**TASK INSTRUCTIONS:**
Go through the listing and copy each line with the string "Distance".

**MATERIAL PROVIDED:**
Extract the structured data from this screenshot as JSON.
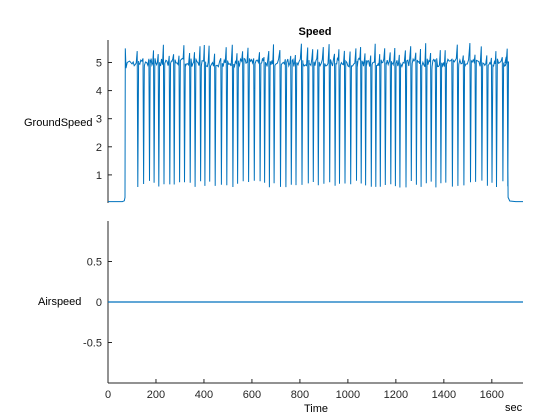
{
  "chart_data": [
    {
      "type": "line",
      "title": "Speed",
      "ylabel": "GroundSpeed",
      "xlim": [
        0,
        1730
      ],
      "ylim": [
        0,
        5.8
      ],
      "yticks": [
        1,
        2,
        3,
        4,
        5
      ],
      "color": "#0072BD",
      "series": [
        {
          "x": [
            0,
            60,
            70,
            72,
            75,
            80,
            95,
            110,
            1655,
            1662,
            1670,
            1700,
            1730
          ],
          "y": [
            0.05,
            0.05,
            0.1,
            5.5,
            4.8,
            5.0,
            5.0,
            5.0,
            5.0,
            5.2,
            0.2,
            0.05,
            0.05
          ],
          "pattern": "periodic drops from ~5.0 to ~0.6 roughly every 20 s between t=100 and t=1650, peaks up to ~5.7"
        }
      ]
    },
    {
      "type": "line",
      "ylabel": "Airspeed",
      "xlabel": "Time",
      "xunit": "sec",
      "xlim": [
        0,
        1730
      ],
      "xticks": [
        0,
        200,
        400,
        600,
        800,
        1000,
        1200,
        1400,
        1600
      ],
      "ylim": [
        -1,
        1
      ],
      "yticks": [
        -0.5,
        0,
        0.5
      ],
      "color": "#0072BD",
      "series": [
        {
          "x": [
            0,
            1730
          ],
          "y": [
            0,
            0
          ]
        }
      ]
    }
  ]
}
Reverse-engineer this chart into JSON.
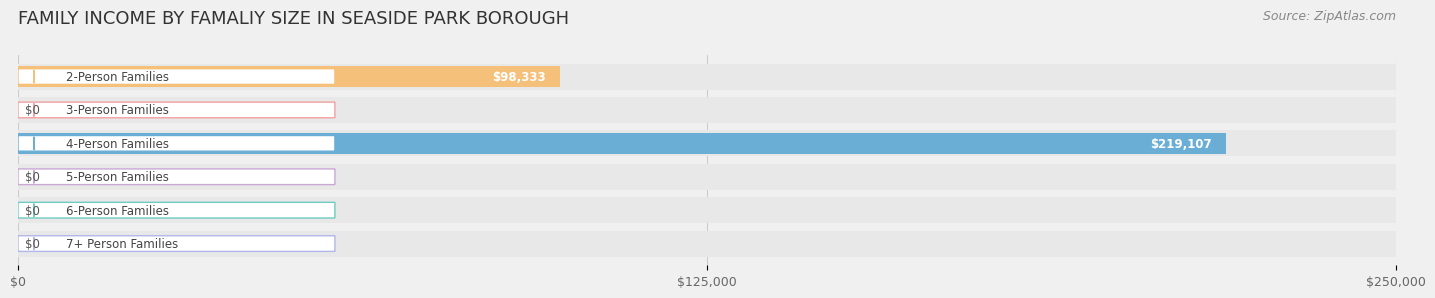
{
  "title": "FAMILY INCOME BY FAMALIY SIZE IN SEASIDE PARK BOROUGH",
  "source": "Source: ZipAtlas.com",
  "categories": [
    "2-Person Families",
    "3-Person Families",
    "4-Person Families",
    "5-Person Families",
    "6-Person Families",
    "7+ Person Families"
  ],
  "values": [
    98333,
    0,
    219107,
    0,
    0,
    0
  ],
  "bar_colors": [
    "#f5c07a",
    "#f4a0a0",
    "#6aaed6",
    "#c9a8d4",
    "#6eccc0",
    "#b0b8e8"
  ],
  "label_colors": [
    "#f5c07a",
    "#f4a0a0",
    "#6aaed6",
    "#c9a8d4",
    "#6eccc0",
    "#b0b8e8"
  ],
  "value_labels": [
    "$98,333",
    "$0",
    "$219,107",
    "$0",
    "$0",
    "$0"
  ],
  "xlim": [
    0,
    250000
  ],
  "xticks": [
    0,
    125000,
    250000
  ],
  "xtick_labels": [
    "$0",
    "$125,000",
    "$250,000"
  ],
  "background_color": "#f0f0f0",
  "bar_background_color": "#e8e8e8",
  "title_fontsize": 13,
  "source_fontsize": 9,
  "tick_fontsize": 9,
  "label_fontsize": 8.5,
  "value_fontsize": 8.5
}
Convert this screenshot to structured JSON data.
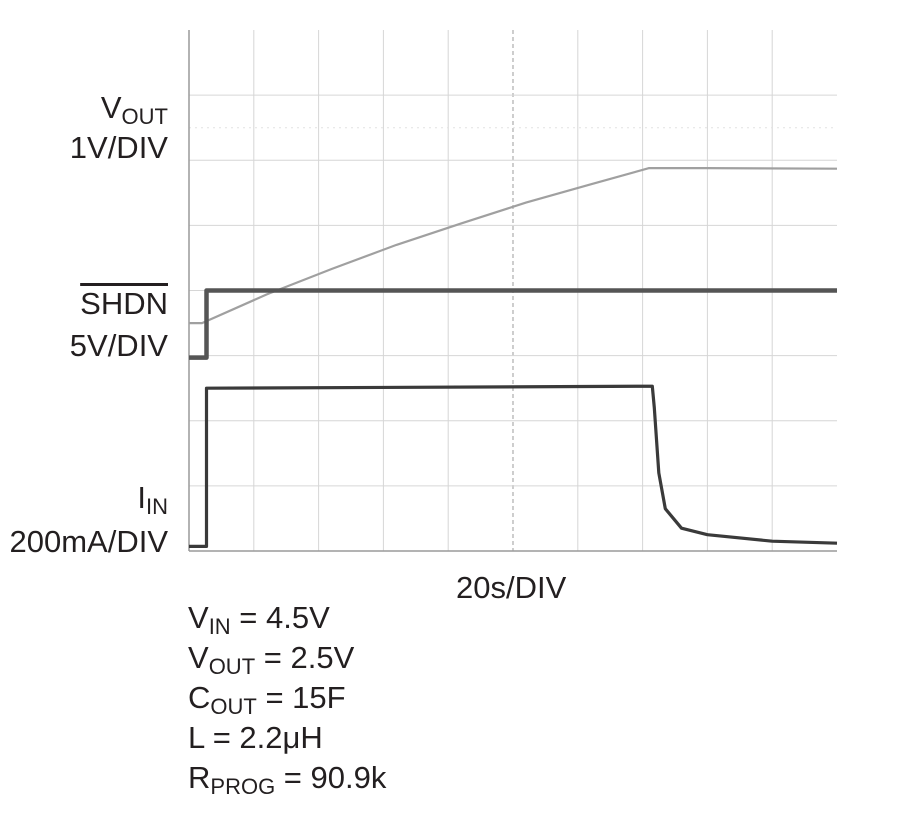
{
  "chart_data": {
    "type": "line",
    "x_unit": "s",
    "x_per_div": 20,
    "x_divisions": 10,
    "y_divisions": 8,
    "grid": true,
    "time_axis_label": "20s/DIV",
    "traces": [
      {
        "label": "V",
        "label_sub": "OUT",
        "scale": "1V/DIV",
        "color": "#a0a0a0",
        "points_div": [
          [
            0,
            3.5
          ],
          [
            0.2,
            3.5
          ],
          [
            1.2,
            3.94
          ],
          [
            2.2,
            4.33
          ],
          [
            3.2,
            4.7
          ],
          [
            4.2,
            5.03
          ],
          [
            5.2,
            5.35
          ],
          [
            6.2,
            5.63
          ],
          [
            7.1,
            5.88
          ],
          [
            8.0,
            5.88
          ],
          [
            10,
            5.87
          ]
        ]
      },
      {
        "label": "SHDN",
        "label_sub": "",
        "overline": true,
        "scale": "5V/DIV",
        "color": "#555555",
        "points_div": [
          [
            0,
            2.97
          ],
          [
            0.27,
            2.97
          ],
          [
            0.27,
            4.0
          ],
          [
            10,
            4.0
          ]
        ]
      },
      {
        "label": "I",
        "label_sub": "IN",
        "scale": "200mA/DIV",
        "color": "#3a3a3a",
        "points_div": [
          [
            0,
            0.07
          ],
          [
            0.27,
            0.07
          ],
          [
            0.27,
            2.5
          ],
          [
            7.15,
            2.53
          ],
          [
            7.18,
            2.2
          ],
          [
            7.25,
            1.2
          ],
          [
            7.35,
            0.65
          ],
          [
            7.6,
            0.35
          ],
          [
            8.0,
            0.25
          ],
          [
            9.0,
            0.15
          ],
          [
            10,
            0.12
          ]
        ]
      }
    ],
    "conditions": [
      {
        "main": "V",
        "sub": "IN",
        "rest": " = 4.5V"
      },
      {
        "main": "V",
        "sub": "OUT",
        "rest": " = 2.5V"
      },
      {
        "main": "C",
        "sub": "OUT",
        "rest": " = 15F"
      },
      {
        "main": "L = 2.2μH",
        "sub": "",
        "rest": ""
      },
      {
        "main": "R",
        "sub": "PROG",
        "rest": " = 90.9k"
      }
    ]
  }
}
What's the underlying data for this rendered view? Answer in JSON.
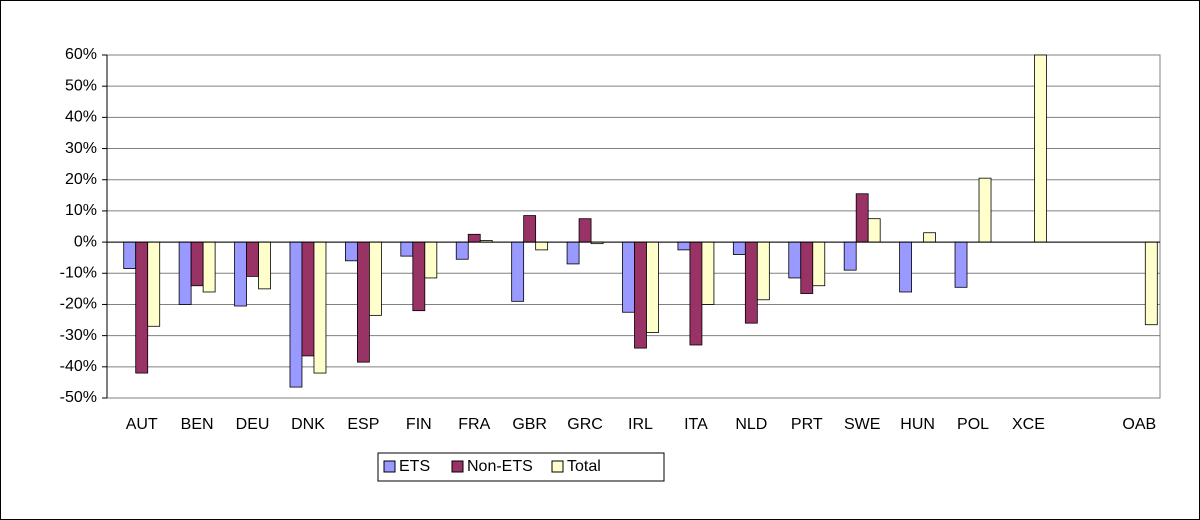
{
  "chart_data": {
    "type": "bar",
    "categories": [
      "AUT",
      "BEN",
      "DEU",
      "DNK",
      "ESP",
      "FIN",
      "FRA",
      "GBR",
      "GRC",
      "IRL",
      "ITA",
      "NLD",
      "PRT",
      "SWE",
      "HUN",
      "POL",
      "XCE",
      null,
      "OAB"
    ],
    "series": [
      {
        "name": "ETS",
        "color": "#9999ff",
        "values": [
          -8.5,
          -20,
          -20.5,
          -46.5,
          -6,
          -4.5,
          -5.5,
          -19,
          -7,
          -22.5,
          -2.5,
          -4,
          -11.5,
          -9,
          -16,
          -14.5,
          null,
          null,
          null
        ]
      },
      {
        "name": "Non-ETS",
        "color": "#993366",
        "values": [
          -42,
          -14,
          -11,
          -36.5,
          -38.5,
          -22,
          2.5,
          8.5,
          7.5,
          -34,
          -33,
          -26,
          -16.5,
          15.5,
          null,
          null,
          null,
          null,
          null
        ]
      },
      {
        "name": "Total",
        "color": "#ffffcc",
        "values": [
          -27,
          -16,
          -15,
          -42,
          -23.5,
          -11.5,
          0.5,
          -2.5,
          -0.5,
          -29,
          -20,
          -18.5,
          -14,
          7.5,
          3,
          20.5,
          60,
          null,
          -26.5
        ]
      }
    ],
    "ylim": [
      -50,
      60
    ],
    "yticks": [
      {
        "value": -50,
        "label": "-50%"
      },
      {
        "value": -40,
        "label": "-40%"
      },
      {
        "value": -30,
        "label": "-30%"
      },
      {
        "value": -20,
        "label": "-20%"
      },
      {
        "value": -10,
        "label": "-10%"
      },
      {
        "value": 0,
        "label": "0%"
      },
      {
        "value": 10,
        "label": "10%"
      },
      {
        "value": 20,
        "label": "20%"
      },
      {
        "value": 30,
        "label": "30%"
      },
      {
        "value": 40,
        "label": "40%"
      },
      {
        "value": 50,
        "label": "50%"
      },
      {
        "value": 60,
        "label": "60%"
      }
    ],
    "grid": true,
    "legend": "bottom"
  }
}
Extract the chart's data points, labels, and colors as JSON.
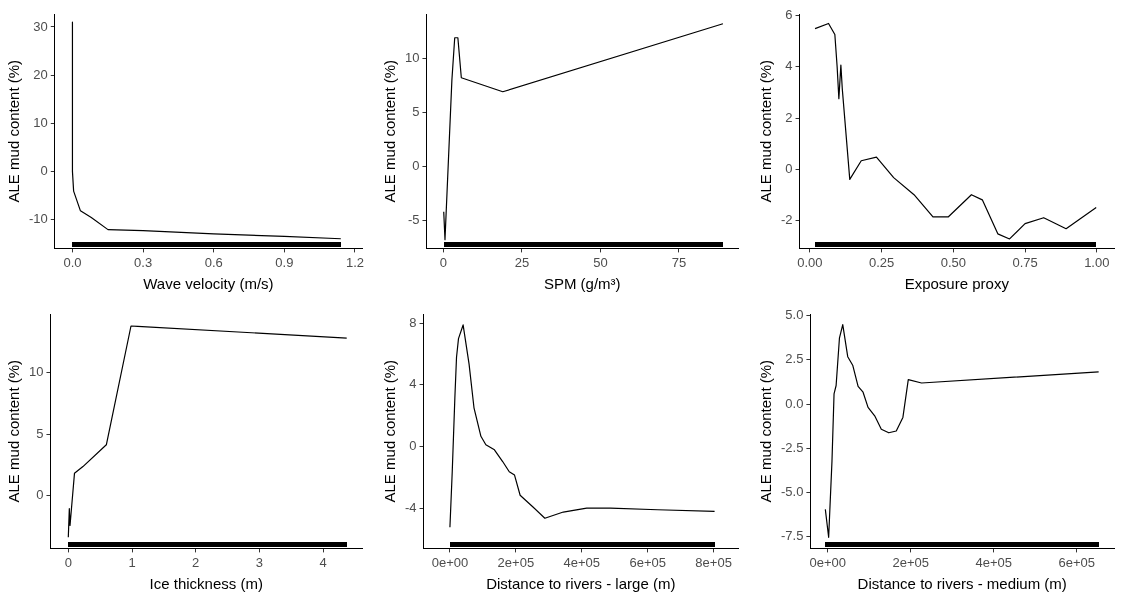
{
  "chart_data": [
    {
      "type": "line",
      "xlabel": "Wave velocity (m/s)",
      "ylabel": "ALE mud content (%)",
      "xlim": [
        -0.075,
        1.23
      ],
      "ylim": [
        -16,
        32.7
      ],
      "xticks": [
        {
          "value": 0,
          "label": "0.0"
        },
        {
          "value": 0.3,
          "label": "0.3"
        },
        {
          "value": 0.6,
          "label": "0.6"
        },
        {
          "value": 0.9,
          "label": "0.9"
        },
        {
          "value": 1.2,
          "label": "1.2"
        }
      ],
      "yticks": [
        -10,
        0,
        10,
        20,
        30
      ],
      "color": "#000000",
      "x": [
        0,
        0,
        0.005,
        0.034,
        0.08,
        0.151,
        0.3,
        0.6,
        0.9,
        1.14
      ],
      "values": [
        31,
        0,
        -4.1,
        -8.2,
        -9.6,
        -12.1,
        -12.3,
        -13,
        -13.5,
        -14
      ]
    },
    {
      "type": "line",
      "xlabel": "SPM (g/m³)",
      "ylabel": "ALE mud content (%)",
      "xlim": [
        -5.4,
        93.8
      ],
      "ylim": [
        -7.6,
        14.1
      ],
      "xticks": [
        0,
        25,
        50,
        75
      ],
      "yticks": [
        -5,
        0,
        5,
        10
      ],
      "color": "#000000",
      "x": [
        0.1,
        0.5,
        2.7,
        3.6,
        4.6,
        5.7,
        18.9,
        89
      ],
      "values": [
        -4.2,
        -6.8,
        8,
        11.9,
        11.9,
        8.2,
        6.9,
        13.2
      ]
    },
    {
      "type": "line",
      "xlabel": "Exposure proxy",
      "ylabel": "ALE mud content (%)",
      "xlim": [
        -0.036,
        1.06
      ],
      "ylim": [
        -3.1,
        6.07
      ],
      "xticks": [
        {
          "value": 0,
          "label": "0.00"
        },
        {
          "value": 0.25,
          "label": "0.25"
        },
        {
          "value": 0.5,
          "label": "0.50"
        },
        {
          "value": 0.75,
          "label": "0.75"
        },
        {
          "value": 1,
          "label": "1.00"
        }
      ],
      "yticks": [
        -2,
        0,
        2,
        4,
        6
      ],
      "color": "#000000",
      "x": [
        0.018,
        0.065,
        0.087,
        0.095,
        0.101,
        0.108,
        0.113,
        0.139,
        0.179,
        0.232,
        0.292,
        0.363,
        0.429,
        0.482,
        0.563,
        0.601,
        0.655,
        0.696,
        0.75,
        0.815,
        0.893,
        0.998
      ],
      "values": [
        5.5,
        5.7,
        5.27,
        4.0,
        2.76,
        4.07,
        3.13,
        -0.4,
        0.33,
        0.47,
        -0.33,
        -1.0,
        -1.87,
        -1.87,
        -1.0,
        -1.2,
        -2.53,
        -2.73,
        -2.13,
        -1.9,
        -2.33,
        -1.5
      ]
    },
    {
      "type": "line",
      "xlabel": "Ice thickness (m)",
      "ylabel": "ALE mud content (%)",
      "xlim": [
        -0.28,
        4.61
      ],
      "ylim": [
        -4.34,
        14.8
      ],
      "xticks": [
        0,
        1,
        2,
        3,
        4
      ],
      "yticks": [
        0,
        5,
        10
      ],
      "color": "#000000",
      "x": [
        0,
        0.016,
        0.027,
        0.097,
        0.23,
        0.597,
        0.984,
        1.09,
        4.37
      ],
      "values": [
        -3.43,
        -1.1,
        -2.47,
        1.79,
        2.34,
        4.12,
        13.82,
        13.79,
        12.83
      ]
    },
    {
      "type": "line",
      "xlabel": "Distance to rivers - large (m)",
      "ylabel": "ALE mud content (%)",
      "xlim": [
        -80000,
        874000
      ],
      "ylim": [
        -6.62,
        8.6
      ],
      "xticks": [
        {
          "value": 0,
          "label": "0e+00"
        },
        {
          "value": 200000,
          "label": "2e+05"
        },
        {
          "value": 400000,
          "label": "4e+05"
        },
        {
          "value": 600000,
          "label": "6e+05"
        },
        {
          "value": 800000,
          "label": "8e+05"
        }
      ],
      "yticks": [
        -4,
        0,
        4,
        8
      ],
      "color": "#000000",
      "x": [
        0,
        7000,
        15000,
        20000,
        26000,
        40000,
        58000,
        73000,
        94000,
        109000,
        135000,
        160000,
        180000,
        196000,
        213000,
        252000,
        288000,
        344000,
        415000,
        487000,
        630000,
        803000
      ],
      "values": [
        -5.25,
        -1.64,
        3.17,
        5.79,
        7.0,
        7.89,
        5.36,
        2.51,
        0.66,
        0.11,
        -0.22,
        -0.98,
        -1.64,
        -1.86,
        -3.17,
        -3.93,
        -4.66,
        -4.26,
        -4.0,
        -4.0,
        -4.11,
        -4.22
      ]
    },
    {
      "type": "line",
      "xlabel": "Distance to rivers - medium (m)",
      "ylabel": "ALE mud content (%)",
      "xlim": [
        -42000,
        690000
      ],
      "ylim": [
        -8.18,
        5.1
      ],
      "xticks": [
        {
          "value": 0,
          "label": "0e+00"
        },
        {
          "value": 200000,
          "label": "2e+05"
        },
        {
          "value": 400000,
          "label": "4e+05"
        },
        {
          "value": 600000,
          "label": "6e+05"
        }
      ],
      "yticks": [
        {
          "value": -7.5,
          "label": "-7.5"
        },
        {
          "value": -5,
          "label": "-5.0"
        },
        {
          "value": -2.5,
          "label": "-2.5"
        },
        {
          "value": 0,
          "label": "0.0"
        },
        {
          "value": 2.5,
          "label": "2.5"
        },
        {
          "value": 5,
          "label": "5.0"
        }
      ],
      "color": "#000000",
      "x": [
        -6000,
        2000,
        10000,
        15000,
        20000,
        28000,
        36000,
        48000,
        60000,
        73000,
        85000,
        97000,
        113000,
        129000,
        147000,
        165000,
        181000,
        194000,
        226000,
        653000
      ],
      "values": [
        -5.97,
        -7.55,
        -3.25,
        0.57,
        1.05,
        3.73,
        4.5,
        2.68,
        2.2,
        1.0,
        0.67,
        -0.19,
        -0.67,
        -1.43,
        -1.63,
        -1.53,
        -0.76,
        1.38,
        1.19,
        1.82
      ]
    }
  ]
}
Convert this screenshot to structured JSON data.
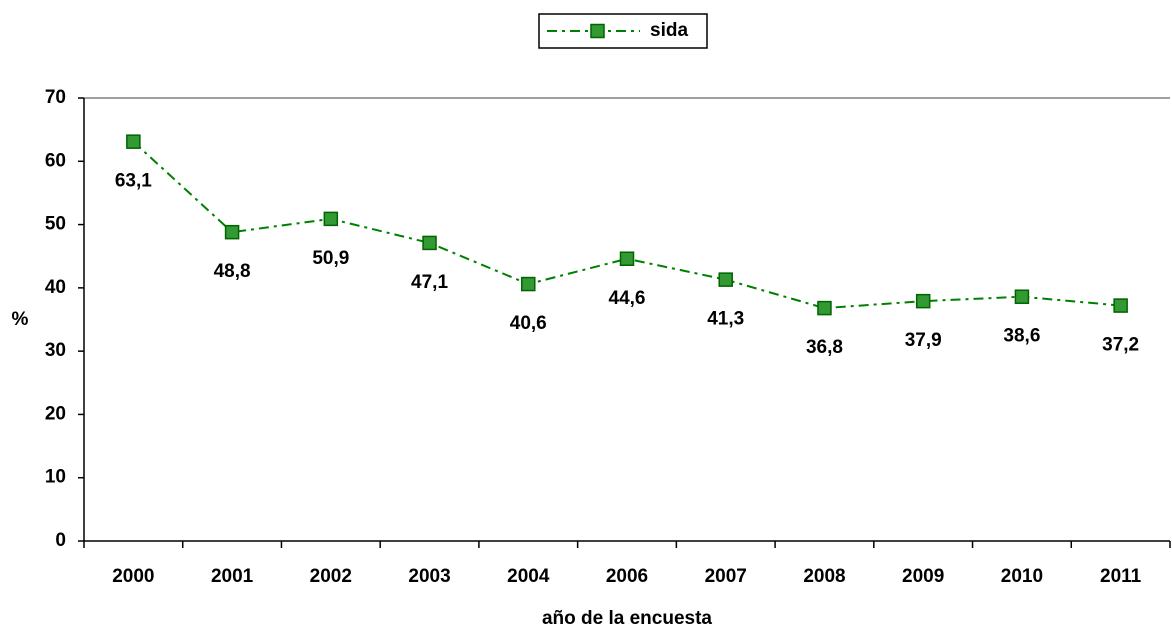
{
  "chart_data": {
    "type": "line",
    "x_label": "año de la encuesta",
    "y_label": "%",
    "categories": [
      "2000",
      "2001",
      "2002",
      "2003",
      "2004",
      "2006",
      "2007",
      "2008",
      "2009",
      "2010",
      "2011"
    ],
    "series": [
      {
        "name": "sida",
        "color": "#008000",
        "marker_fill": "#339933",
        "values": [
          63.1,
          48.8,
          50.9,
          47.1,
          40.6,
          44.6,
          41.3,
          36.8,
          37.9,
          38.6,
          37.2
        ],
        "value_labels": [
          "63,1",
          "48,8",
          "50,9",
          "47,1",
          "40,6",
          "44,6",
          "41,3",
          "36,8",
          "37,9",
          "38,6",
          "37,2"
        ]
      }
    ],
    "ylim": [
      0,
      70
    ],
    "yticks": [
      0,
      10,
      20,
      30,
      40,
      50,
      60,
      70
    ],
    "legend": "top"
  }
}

**SOLVED PROBLEM:**
      "xlabel": "Distance to rivers - large (m)",
      "xlabel": "Distance to rivers - medium (m)",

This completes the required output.